WORK TO BE COMPLETED
Return the material word for word. Do not include the pictures.

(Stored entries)

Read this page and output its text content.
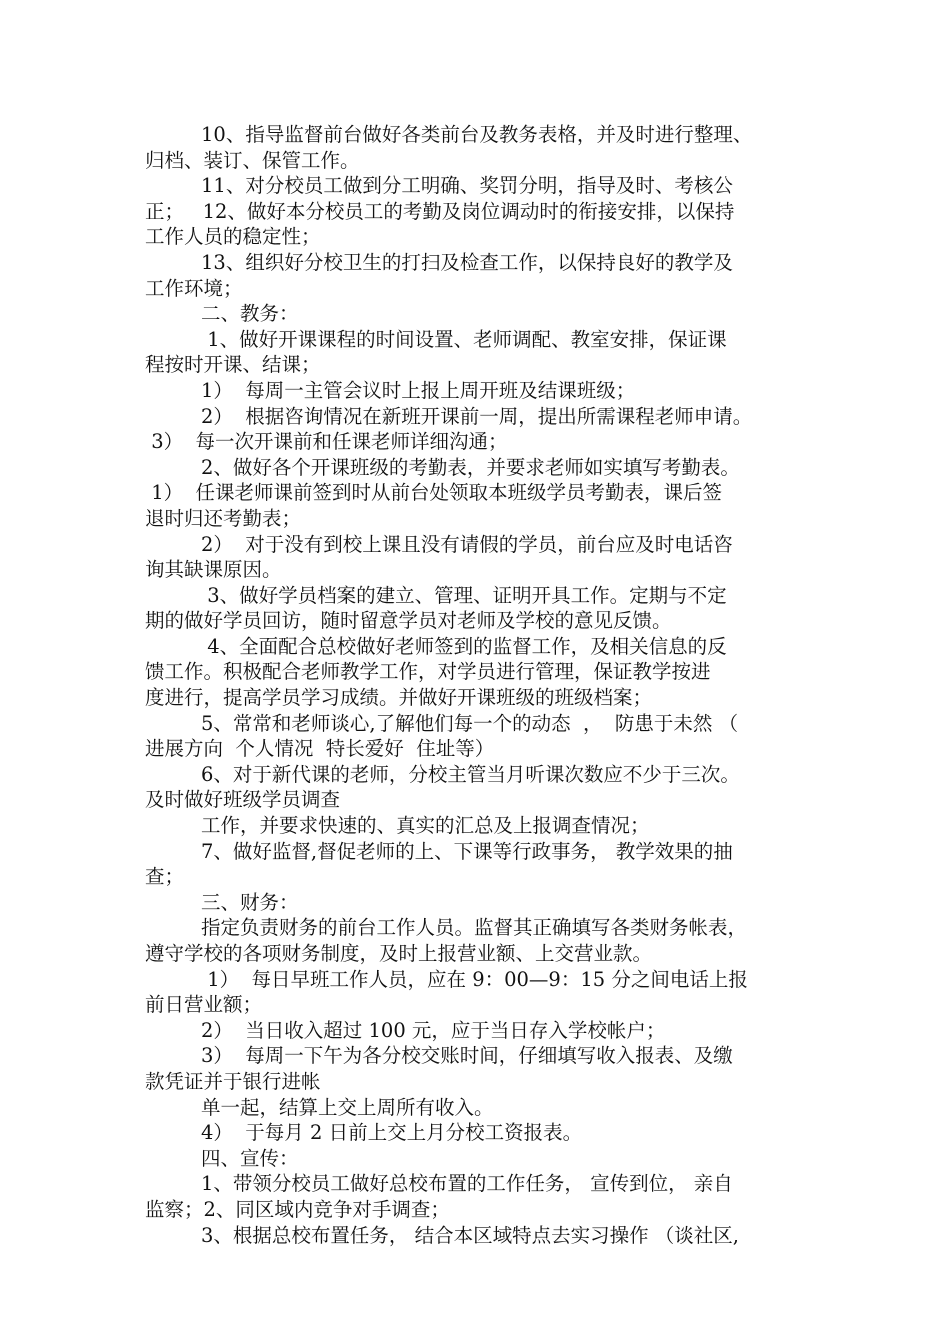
10、指导监督前台做好各类前台及教务表格，并及时进行整理、
归档、装订、保管工作。
11、对分校员工做到分工明确、奖罚分明，指导及时、考核公
正；   12、做好本分校员工的考勤及岗位调动时的衔接安排，以保持
工作人员的稳定性；
13、组织好分校卫生的打扫及检查工作，以保持良好的教学及
工作环境；
二、教务：
1、做好开课课程的时间设置、老师调配、教室安排，保证课
程按时开课、结课；
1）  每周一主管会议时上报上周开班及结课班级；
2）  根据咨询情况在新班开课前一周，提出所需课程老师申请。
3）  每一次开课前和任课老师详细沟通；
2、做好各个开课班级的考勤表，并要求老师如实填写考勤表。
1）  任课老师课前签到时从前台处领取本班级学员考勤表，课后签
退时归还考勤表；
2）  对于没有到校上课且没有请假的学员，前台应及时电话咨
询其缺课原因。
3、做好学员档案的建立、管理、证明开具工作。定期与不定
期的做好学员回访，随时留意学员对老师及学校的意见反馈。
4、全面配合总校做好老师签到的监督工作，及相关信息的反
馈工作。积极配合老师教学工作，对学员进行管理，保证教学按进
度进行，提高学员学习成绩。并做好开课班级的班级档案；
5、常常和老师谈心,了解他们每一个的动态  ，  防患于未然 （
进展方向  个人情况  特长爱好  住址等）
6、对于新代课的老师，分校主管当月听课次数应不少于三次。
及时做好班级学员调查
工作，并要求快速的、真实的汇总及上报调查情况；
7、做好监督,督促老师的上、下课等行政事务， 教学效果的抽
查；
三、财务：
指定负责财务的前台工作人员。监督其正确填写各类财务帐表，
遵守学校的各项财务制度，及时上报营业额、上交营业款。
1）  每日早班工作人员，应在 9：00—9：15 分之间电话上报
前日营业额；
2）  当日收入超过 100 元，应于当日存入学校帐户；
3）  每周一下午为各分校交账时间，仔细填写收入报表、及缴
款凭证并于银行进帐
单一起，结算上交上周所有收入。
4）  于每月 2 日前上交上月分校工资报表。
四、宣传：
1、带领分校员工做好总校布置的工作任务， 宣传到位， 亲自
监察；2、同区域内竞争对手调查；
3、根据总校布置任务， 结合本区域特点去实习操作 （谈社区,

TASK OUTPUT
Read this page and output its text content.
10、指导监督前台做好各类前台及教务表格，并及时进行整理、
归档、装订、保管工作。
11、对分校员工做到分工明确、奖罚分明，指导及时、考核公
正；   12、做好本分校员工的考勤及岗位调动时的衔接安排，以保持
工作人员的稳定性；
13、组织好分校卫生的打扫及检查工作，以保持良好的教学及
工作环境；
二、教务：
1、做好开课课程的时间设置、老师调配、教室安排，保证课
程按时开课、结课；
1）  每周一主管会议时上报上周开班及结课班级；
2）  根据咨询情况在新班开课前一周，提出所需课程老师申请。
3）  每一次开课前和任课老师详细沟通；
2、做好各个开课班级的考勤表，并要求老师如实填写考勤表。
1）  任课老师课前签到时从前台处领取本班级学员考勤表，课后签
退时归还考勤表；
2）  对于没有到校上课且没有请假的学员，前台应及时电话咨
询其缺课原因。
3、做好学员档案的建立、管理、证明开具工作。定期与不定
期的做好学员回访，随时留意学员对老师及学校的意见反馈。
4、全面配合总校做好老师签到的监督工作，及相关信息的反
馈工作。积极配合老师教学工作，对学员进行管理，保证教学按进
度进行，提高学员学习成绩。并做好开课班级的班级档案；
5、常常和老师谈心,了解他们每一个的动态  ，  防患于未然 （
进展方向  个人情况  特长爱好  住址等）
6、对于新代课的老师，分校主管当月听课次数应不少于三次。
及时做好班级学员调查
工作，并要求快速的、真实的汇总及上报调查情况；
7、做好监督,督促老师的上、下课等行政事务， 教学效果的抽
查；
三、财务：
指定负责财务的前台工作人员。监督其正确填写各类财务帐表，
遵守学校的各项财务制度，及时上报营业额、上交营业款。
1）  每日早班工作人员，应在 9：00—9：15 分之间电话上报
前日营业额；
2）  当日收入超过 100 元，应于当日存入学校帐户；
3）  每周一下午为各分校交账时间，仔细填写收入报表、及缴
款凭证并于银行进帐
单一起，结算上交上周所有收入。
4）  于每月 2 日前上交上月分校工资报表。
四、宣传：
1、带领分校员工做好总校布置的工作任务， 宣传到位， 亲自
监察；2、同区域内竞争对手调查；
3、根据总校布置任务， 结合本区域特点去实习操作 （谈社区,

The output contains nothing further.